**Entries with figure data**
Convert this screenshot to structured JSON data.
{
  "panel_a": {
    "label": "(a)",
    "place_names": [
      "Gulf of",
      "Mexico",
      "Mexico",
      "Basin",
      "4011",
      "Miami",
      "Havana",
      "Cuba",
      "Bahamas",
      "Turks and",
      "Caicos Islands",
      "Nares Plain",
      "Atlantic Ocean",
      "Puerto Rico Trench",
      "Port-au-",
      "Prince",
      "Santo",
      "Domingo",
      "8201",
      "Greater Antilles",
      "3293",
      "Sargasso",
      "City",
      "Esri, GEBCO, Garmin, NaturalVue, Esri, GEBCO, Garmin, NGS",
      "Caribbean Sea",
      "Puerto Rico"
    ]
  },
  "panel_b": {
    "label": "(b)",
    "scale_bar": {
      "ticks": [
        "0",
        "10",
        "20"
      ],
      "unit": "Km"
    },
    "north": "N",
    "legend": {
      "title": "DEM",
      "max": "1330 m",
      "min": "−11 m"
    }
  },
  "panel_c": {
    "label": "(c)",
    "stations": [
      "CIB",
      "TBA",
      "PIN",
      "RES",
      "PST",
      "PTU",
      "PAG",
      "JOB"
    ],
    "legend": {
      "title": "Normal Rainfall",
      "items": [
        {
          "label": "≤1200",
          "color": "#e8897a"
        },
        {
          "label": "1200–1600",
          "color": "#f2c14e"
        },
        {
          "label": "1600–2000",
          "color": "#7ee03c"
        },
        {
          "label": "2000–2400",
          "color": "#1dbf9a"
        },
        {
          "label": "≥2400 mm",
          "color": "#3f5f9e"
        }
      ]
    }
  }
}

**Task goal**
Using the data above, reproduce every line exactly.

**Result for this exercise**
Convert this screenshot to structured JSON data.
{
  "panel_a": {
    "label": "(a)",
    "place_names": [
      "Gulf of",
      "Mexico",
      "Mexico",
      "Basin",
      "4011",
      "Miami",
      "Havana",
      "Cuba",
      "Bahamas",
      "Turks and",
      "Caicos Islands",
      "Nares Plain",
      "Atlantic Ocean",
      "Puerto Rico Trench",
      "Port-au-",
      "Prince",
      "Santo",
      "Domingo",
      "8201",
      "Greater Antilles",
      "3293",
      "Sargasso",
      "City",
      "Esri, GEBCO, Garmin, NaturalVue, Esri, GEBCO, Garmin, NGS",
      "Caribbean Sea",
      "Puerto Rico"
    ]
  },
  "panel_b": {
    "label": "(b)",
    "scale_bar": {
      "ticks": [
        "0",
        "10",
        "20"
      ],
      "unit": "Km"
    },
    "north": "N",
    "legend": {
      "title": "DEM",
      "max": "1330 m",
      "min": "−11 m"
    }
  },
  "panel_c": {
    "label": "(c)",
    "stations": [
      "CIB",
      "TBA",
      "PIN",
      "RES",
      "PST",
      "PTU",
      "PAG",
      "JOB"
    ],
    "legend": {
      "title": "Normal Rainfall",
      "items": [
        {
          "label": "≤1200",
          "color": "#e8897a"
        },
        {
          "label": "1200–1600",
          "color": "#f2c14e"
        },
        {
          "label": "1600–2000",
          "color": "#7ee03c"
        },
        {
          "label": "2000–2400",
          "color": "#1dbf9a"
        },
        {
          "label": "≥2400 mm",
          "color": "#3f5f9e"
        }
      ]
    }
  }
}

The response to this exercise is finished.